* start DATA PROVIDED *

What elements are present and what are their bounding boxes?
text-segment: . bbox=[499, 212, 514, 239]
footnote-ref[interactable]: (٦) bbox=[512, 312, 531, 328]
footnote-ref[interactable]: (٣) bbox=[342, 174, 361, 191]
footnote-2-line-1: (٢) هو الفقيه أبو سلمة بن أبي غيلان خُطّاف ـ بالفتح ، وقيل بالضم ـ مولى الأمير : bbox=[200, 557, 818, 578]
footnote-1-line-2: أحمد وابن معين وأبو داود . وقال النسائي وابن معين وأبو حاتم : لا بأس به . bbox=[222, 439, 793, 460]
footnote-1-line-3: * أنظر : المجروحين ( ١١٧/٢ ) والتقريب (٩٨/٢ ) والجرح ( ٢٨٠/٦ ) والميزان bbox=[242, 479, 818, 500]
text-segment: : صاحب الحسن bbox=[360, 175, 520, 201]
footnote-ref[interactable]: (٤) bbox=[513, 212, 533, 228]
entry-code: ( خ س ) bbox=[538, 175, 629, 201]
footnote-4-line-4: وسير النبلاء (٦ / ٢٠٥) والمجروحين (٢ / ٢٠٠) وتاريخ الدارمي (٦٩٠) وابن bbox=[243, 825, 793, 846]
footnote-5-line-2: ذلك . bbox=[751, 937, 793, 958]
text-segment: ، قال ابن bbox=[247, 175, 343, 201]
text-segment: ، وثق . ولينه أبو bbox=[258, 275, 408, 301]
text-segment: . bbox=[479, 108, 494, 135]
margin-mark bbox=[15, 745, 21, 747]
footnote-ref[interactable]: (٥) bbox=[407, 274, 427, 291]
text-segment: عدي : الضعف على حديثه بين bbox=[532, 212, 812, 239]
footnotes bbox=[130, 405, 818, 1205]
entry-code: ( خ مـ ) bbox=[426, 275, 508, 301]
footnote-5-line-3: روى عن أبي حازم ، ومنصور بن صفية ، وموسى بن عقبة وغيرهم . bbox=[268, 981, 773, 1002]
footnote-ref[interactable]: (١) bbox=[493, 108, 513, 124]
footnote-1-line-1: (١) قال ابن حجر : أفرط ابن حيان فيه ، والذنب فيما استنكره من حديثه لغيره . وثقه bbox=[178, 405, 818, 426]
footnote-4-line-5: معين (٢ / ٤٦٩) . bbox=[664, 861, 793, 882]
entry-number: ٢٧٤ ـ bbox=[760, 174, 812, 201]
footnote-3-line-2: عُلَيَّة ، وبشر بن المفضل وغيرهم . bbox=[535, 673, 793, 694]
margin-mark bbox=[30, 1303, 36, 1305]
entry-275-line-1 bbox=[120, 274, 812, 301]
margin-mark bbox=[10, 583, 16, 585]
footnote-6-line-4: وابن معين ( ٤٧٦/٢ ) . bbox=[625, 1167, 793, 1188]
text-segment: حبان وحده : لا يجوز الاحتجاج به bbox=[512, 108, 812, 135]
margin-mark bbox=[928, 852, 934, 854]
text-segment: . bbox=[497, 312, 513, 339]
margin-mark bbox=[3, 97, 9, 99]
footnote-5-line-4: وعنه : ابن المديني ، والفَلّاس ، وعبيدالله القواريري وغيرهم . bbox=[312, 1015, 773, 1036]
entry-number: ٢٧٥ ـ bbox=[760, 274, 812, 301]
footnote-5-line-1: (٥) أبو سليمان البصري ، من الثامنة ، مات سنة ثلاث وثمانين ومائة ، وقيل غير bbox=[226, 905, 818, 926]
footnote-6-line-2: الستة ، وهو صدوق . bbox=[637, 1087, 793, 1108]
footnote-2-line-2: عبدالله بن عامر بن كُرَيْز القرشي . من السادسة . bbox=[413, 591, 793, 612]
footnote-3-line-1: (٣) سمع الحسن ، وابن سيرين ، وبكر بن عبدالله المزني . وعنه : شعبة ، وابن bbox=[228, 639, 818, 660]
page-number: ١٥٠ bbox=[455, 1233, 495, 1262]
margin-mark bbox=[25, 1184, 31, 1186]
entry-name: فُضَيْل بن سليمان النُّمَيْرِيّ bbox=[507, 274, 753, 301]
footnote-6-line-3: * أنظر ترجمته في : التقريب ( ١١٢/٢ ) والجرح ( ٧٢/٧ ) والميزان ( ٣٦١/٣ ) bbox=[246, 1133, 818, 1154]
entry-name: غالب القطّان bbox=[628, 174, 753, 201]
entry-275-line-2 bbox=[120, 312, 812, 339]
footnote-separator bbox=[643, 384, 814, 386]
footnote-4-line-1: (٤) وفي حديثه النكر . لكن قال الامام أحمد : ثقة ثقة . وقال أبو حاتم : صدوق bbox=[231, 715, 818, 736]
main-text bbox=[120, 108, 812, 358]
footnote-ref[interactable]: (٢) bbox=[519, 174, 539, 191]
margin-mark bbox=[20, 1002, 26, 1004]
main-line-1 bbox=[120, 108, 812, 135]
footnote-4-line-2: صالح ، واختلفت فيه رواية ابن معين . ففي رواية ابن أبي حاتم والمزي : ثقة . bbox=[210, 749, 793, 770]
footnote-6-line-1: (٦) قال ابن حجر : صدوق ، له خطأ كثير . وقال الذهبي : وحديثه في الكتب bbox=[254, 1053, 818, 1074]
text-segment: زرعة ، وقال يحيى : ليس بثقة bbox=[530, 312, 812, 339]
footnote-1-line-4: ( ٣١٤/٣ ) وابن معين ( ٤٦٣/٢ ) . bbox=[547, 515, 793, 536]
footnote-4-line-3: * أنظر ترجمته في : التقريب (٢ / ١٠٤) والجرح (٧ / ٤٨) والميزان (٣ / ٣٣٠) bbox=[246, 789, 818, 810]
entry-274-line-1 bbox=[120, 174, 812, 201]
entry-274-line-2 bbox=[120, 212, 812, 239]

* end DATA PROVIDED *

**REQUIREMENTS**. Reproduce the part of the rows that opens with the first line and closes with the line containing "footnote-1-line-3: * أنظر", substituting "note-ref" for "footnote-ref" and leaving everything else unchanged.

**REPLY TO THE TASK**.
What elements are present and what are their bounding boxes?
text-segment: . bbox=[499, 212, 514, 239]
note-ref[interactable]: (٦) bbox=[512, 312, 531, 328]
note-ref[interactable]: (٣) bbox=[342, 174, 361, 191]
footnote-2-line-1: (٢) هو الفقيه أبو سلمة بن أبي غيلان خُطّاف ـ بالفتح ، وقيل بالضم ـ مولى الأمير : bbox=[200, 557, 818, 578]
footnote-1-line-2: أحمد وابن معين وأبو داود . وقال النسائي وابن معين وأبو حاتم : لا بأس به . bbox=[222, 439, 793, 460]
footnote-1-line-3: * أنظر : المجروحين ( ١١٧/٢ ) والتقريب (٩٨/٢ ) والجرح ( ٢٨٠/٦ ) والميزان bbox=[242, 479, 818, 500]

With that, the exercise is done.